» THE EXERCISE
Write out each line of the listing as it stands, without the images.

» RECORDS FOR PROCESSING

----

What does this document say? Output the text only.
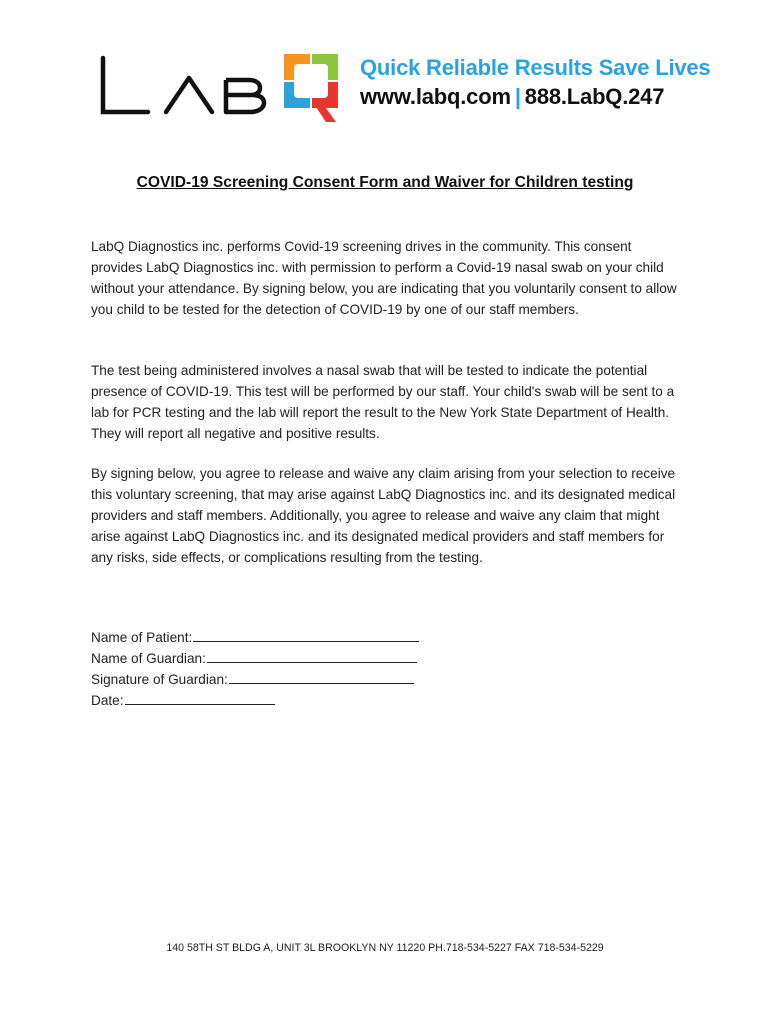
Quick Reliable Results Save Lives
www.labq.com | 888.LabQ.247
COVID-19 Screening Consent Form and Waiver for Children testing
LabQ Diagnostics inc. performs Covid-19 screening drives in the community. This consent provides LabQ Diagnostics inc. with permission to perform a Covid-19 nasal swab on your child without your attendance. By signing below, you are indicating that you voluntarily consent to allow you child to be tested for the detection of COVID-19 by one of our staff members.
The test being administered involves a nasal swab that will be tested to indicate the potential presence of COVID-19. This test will be performed by our staff. Your child's swab will be sent to a lab for PCR testing and the lab will report the result to the New York State Department of Health. They will report all negative and positive results.
By signing below, you agree to release and waive any claim arising from your selection to receive this voluntary screening, that may arise against LabQ Diagnostics inc. and its designated medical providers and staff members. Additionally, you agree to release and waive any claim that might arise against LabQ Diagnostics inc. and its designated medical providers and staff members for any risks, side effects, or complications resulting from the testing.
Name of Patient:
Name of Guardian:
Signature of Guardian:
Date:
140 58TH ST BLDG A, UNIT 3L BROOKLYN NY 11220 PH.718-534-5227 FAX 718-534-5229
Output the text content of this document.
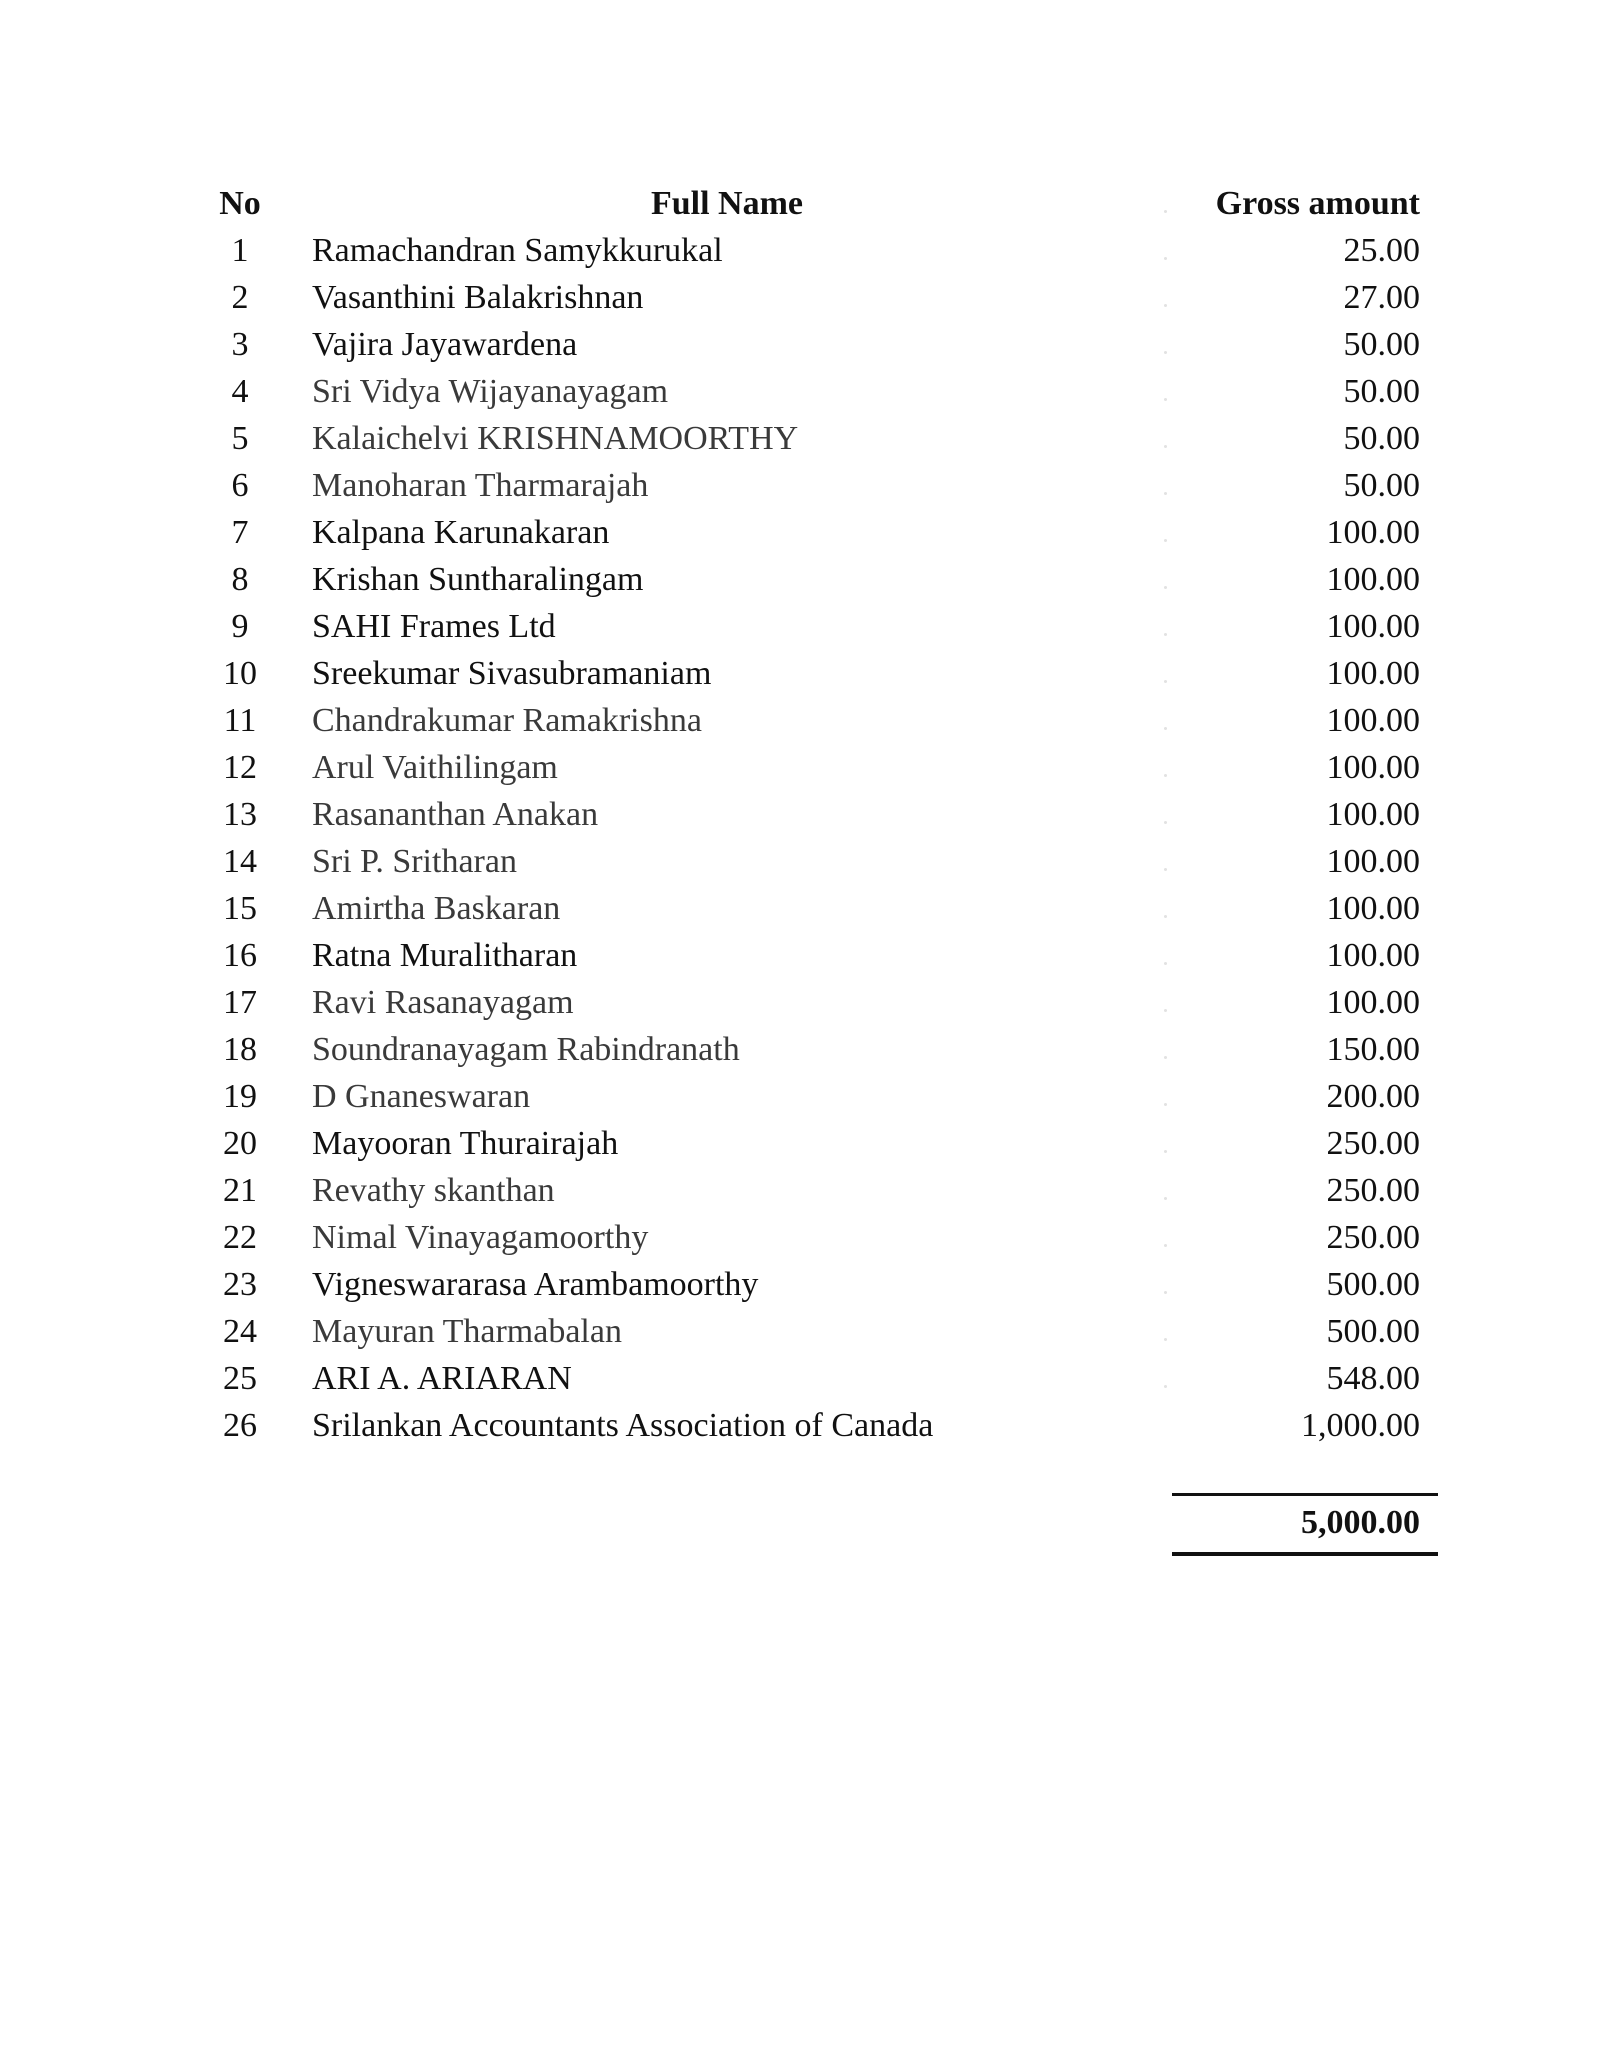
No	Full Name	Gross amount
1	Ramachandran Samykkurukal	25.00
2	Vasanthini Balakrishnan	27.00
3	Vajira Jayawardena	50.00
4	Sri Vidya Wijayanayagam	50.00
5	Kalaichelvi KRISHNAMOORTHY	50.00
6	Manoharan Tharmarajah	50.00
7	Kalpana Karunakaran	100.00
8	Krishan Suntharalingam	100.00
9	SAHI Frames Ltd	100.00
10	Sreekumar Sivasubramaniam	100.00
11	Chandrakumar Ramakrishna	100.00
12	Arul Vaithilingam	100.00
13	Rasananthan Anakan	100.00
14	Sri P. Sritharan	100.00
15	Amirtha Baskaran	100.00
16	Ratna Muralitharan	100.00
17	Ravi Rasanayagam	100.00
18	Soundranayagam Rabindranath	150.00
19	D Gnaneswaran	200.00
20	Mayooran Thurairajah	250.00
21	Revathy skanthan	250.00
22	Nimal Vinayagamoorthy	250.00
23	Vigneswararasa Arambamoorthy	500.00
24	Mayuran Tharmabalan	500.00
25	ARI A. ARIARAN	548.00
26	Srilankan Accountants Association of Canada	1,000.00
5,000.00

----

» OUTPUT OF THE TASK
What does this document say? Output the text only.
Quick Reliable Results Save Lives
www.labq.com | 888.LabQ.247
COVID-19 Screening Consent Form and Waiver for Children testing
LabQ Diagnostics inc. performs Covid-19 screening drives in the community. This consent provides LabQ Diagnostics inc. with permission to perform a Covid-19 nasal swab on your child without your attendance. By signing below, you are indicating that you voluntarily consent to allow you child to be tested for the detection of COVID-19 by one of our staff members.
The test being administered involves a nasal swab that will be tested to indicate the potential presence of COVID-19. This test will be performed by our staff. Your child's swab will be sent to a lab for PCR testing and the lab will report the result to the New York State Department of Health. They will report all negative and positive results.
By signing below, you agree to release and waive any claim arising from your selection to receive this voluntary screening, that may arise against LabQ Diagnostics inc. and its designated medical providers and staff members. Additionally, you agree to release and waive any claim that might arise against LabQ Diagnostics inc. and its designated medical providers and staff members for any risks, side effects, or complications resulting from the testing.
Name of Patient:
Name of Guardian:
Signature of Guardian:
Date:
140 58TH ST BLDG A, UNIT 3L BROOKLYN NY 11220 PH.718-534-5227 FAX 718-534-5229
Output the text content of this document.
No	Full Name	Gross amount
1	Ramachandran Samykkurukal	25.00
2	Vasanthini Balakrishnan	27.00
3	Vajira Jayawardena	50.00
4	Sri Vidya Wijayanayagam	50.00
5	Kalaichelvi KRISHNAMOORTHY	50.00
6	Manoharan Tharmarajah	50.00
7	Kalpana Karunakaran	100.00
8	Krishan Suntharalingam	100.00
9	SAHI Frames Ltd	100.00
10	Sreekumar Sivasubramaniam	100.00
11	Chandrakumar Ramakrishna	100.00
12	Arul Vaithilingam	100.00
13	Rasananthan Anakan	100.00
14	Sri P. Sritharan	100.00
15	Amirtha Baskaran	100.00
16	Ratna Muralitharan	100.00
17	Ravi Rasanayagam	100.00
18	Soundranayagam Rabindranath	150.00
19	D Gnaneswaran	200.00
20	Mayooran Thurairajah	250.00
21	Revathy skanthan	250.00
22	Nimal Vinayagamoorthy	250.00
23	Vigneswararasa Arambamoorthy	500.00
24	Mayuran Tharmabalan	500.00
25	ARI A. ARIARAN	548.00
26	Srilankan Accountants Association of Canada	1,000.00
5,000.00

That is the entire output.